[Records from a data collection]
>> start
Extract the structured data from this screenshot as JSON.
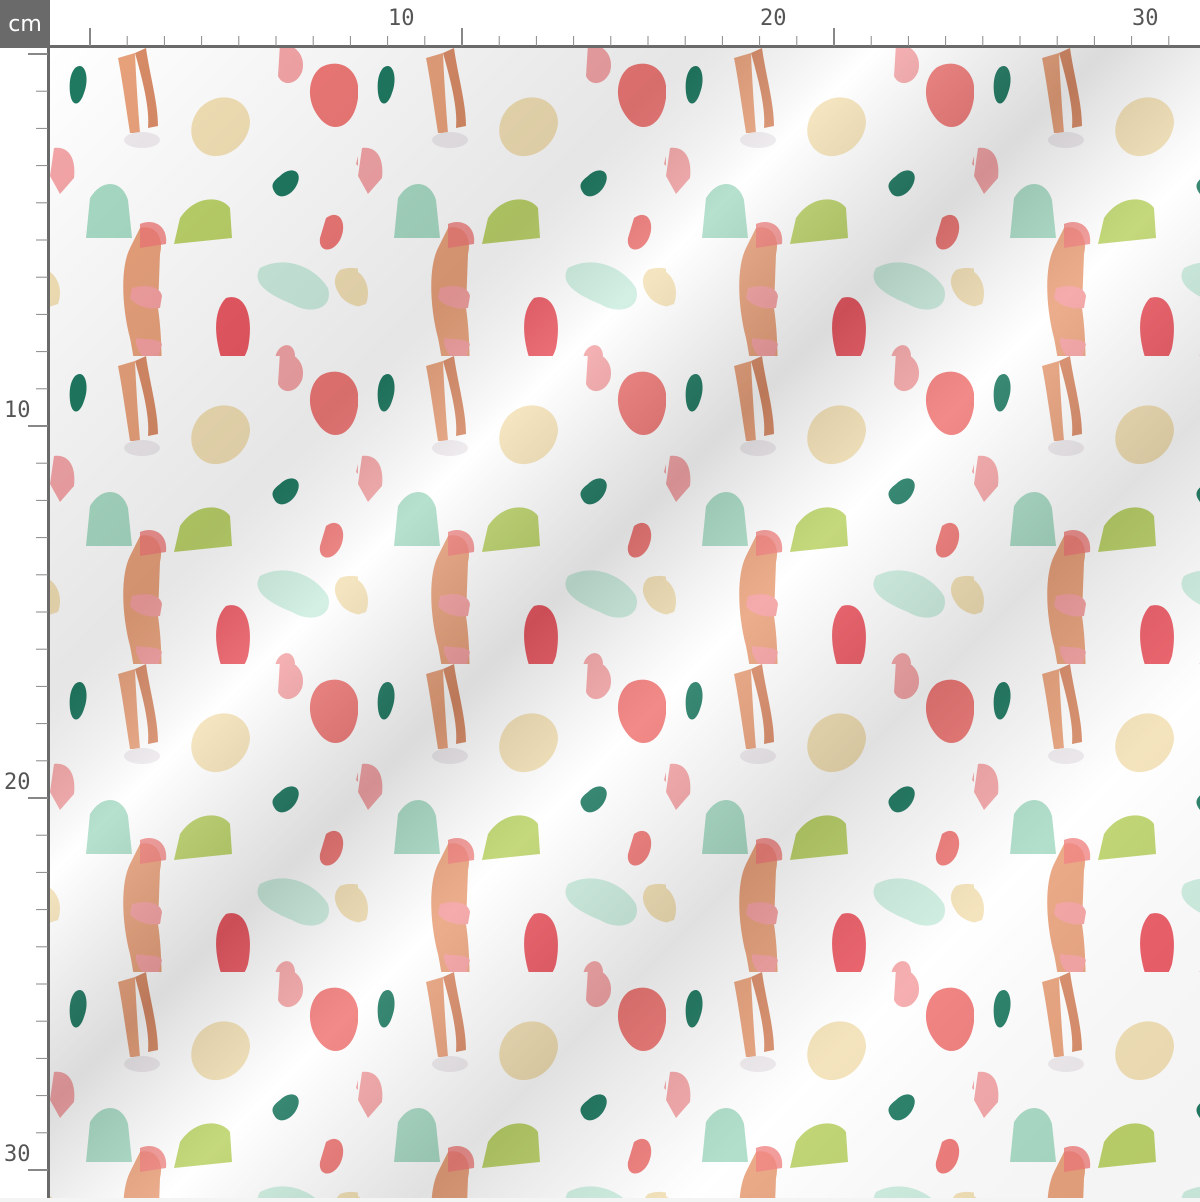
{
  "ruler": {
    "unit": "cm",
    "top_labels": [
      "10",
      "20",
      "30"
    ],
    "left_labels": [
      "10",
      "20",
      "30"
    ]
  },
  "fabric": {
    "pattern_motif": "bikini-woman-figure-with-abstract-blobs",
    "colors": {
      "skin": "#e9a27c",
      "bikini": "#f4a0a0",
      "sneaker": "#eeeaee",
      "dark_green": "#1f7a62",
      "mint": "#a9dcc6",
      "light_mint": "#cdeee0",
      "lime": "#bcd36a",
      "coral": "#f07a78",
      "red": "#ec5a64",
      "pink": "#f5a6a8",
      "sand": "#f3e1b6"
    }
  }
}
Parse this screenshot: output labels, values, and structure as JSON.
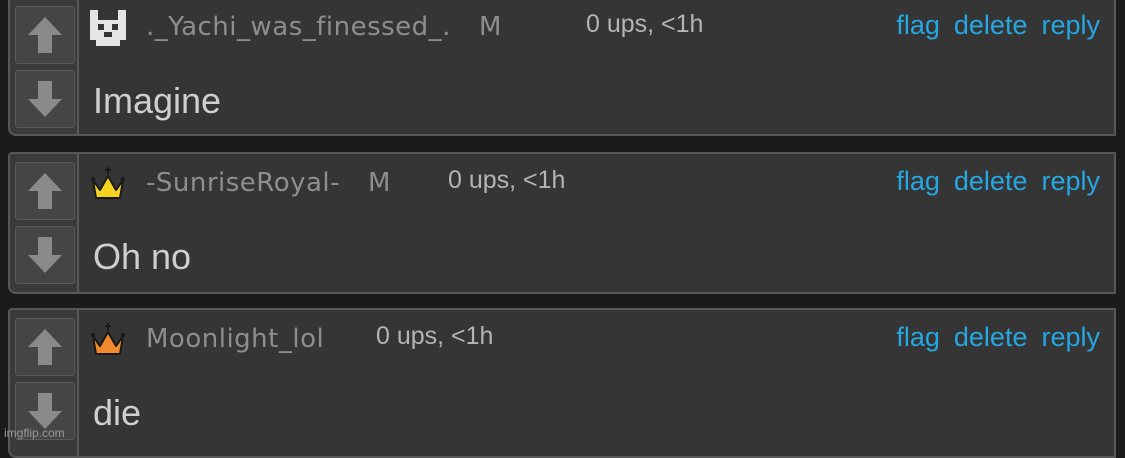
{
  "comments": [
    {
      "username": "._Yachi_was_finessed_.",
      "mod_badge": "M",
      "stats": "0 ups, <1h",
      "text": "Imagine",
      "avatar": "pixel-cat-icon",
      "avatar_color": "#e6e6e6"
    },
    {
      "username": "-SunriseRoyal-",
      "mod_badge": "M",
      "stats": "0 ups, <1h",
      "text": "Oh no",
      "avatar": "gold-crown-icon",
      "avatar_color": "#f5d21f"
    },
    {
      "username": "Moonlight_lol",
      "mod_badge": "",
      "stats": "0 ups, <1h",
      "text": "die",
      "avatar": "orange-crown-icon",
      "avatar_color": "#f08a2c"
    }
  ],
  "actions": {
    "flag": "flag",
    "delete": "delete",
    "reply": "reply"
  },
  "colors": {
    "link": "#25a7e2",
    "background": "#1b1b1b",
    "panel": "#353535"
  },
  "watermark": "imgflip.com"
}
>> end
**YOUR GOAL:** Identify every line holding the word "this" and copy it out.

**ANSWER TO THE PROBLEM:**
Extract the structured data from this screenshot as JSON.
Parse this screenshot: output labels, values, and structure as JSON.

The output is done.